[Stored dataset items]
• • • •
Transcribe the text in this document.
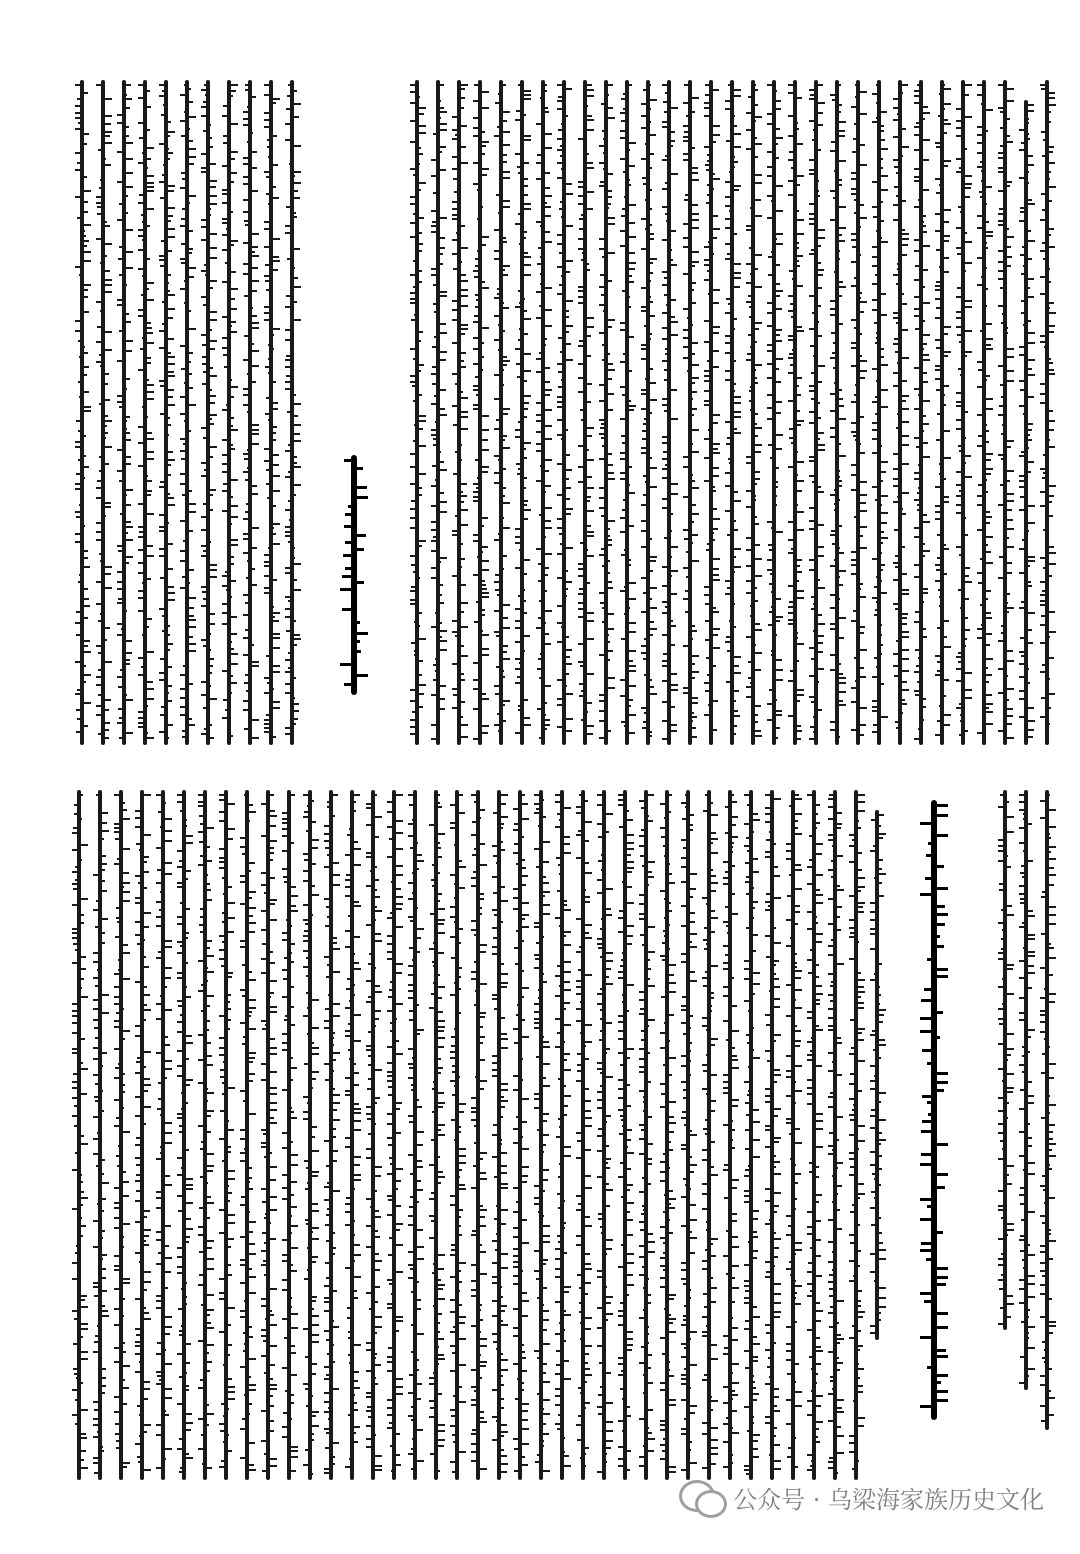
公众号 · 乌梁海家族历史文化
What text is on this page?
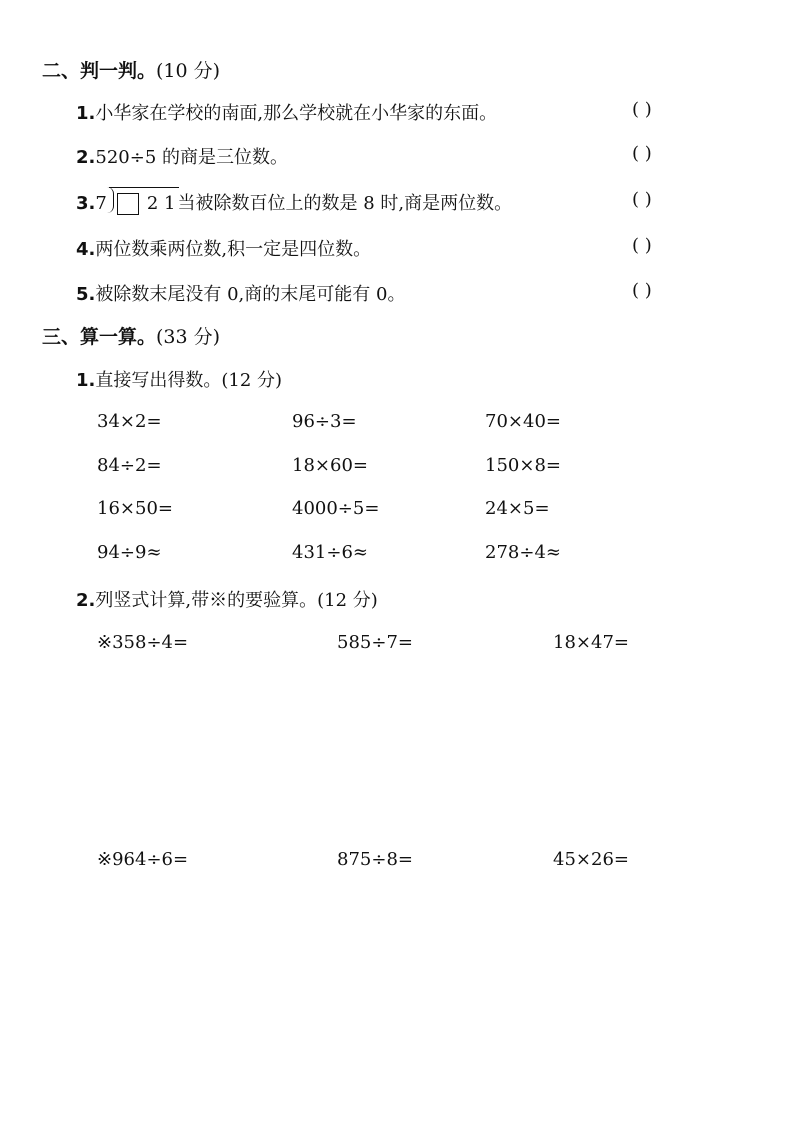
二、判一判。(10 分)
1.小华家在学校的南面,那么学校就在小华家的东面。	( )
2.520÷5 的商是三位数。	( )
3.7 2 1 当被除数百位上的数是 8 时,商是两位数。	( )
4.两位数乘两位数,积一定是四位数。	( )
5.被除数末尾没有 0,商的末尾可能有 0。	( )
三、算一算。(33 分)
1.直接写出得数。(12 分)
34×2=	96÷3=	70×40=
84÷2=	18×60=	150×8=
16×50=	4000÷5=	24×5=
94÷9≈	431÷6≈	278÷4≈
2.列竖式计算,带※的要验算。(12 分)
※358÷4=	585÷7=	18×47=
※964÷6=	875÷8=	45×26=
• • • •
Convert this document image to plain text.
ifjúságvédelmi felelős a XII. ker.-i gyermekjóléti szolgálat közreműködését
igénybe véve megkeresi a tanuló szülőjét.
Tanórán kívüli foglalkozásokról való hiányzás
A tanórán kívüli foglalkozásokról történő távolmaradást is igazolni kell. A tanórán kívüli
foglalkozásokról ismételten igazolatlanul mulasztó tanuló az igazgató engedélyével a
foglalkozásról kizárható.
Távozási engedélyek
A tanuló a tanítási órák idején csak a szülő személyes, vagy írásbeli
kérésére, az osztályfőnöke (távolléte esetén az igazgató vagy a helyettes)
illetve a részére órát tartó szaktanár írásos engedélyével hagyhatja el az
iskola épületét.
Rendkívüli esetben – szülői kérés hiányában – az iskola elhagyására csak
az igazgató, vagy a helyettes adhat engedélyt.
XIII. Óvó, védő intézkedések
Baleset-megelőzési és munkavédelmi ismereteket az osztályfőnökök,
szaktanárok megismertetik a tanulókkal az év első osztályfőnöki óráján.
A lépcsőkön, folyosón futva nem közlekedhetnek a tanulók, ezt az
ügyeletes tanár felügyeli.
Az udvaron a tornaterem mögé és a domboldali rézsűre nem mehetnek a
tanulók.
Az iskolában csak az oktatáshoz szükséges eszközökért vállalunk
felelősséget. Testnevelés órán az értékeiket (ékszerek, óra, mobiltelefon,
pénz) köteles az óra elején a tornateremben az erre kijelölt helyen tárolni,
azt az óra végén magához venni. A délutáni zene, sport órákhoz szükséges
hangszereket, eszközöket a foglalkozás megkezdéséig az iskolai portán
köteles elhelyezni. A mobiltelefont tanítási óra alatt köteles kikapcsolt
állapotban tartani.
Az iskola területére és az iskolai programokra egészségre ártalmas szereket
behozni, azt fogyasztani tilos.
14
• • • •
Report every line containing the word "igazgató" from the listing above.

### PROBLEM SOLUTION
foglalkozásokról ismételten igazolatlanul mulasztó tanuló az igazgató engedélyével a
kérésére, az osztályfőnöke (távolléte esetén az igazgató vagy a helyettes)
az igazgató, vagy a helyettes adhat engedélyt.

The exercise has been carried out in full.